Work to do
Omit the images. Copy each entry word for word.

Excerpt from a dataset:
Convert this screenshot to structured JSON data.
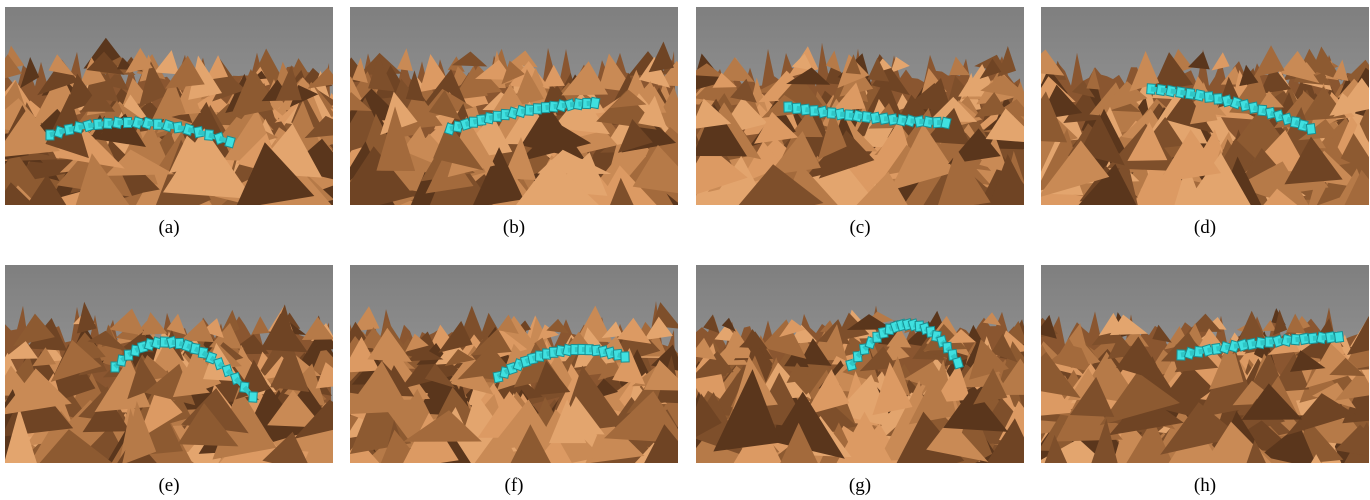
{
  "captions": [
    "(a)",
    "(b)",
    "(c)",
    "(d)",
    "(e)",
    "(f)",
    "(g)",
    "(h)"
  ]
}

Exercise response
Convert this screenshot to structured JSON data.
{
  "captions": [
    "(a)",
    "(b)",
    "(c)",
    "(d)",
    "(e)",
    "(f)",
    "(g)",
    "(h)"
  ]
}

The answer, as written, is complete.